[DATA LISTING]:
▼

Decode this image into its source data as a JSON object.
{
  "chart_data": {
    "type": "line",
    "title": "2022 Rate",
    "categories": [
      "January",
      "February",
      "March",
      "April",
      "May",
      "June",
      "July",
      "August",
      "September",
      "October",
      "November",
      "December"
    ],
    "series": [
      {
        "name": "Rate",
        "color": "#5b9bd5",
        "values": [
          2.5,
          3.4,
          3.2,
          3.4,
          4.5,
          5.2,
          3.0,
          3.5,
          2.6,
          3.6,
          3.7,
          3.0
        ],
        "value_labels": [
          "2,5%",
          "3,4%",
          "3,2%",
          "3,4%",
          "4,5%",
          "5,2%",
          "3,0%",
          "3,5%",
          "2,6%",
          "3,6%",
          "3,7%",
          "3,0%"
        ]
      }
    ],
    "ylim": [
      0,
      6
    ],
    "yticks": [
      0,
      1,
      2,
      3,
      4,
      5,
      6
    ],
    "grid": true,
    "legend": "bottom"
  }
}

▲

[THE EXERCISE]:
Recopy the entries above exactly, with every line included.

[TASK SOLUTION]:
Decode this image into its source data as a JSON object.
{
  "chart_data": {
    "type": "line",
    "title": "2022 Rate",
    "categories": [
      "January",
      "February",
      "March",
      "April",
      "May",
      "June",
      "July",
      "August",
      "September",
      "October",
      "November",
      "December"
    ],
    "series": [
      {
        "name": "Rate",
        "color": "#5b9bd5",
        "values": [
          2.5,
          3.4,
          3.2,
          3.4,
          4.5,
          5.2,
          3.0,
          3.5,
          2.6,
          3.6,
          3.7,
          3.0
        ],
        "value_labels": [
          "2,5%",
          "3,4%",
          "3,2%",
          "3,4%",
          "4,5%",
          "5,2%",
          "3,0%",
          "3,5%",
          "2,6%",
          "3,6%",
          "3,7%",
          "3,0%"
        ]
      }
    ],
    "ylim": [
      0,
      6
    ],
    "yticks": [
      0,
      1,
      2,
      3,
      4,
      5,
      6
    ],
    "grid": true,
    "legend": "bottom"
  }
}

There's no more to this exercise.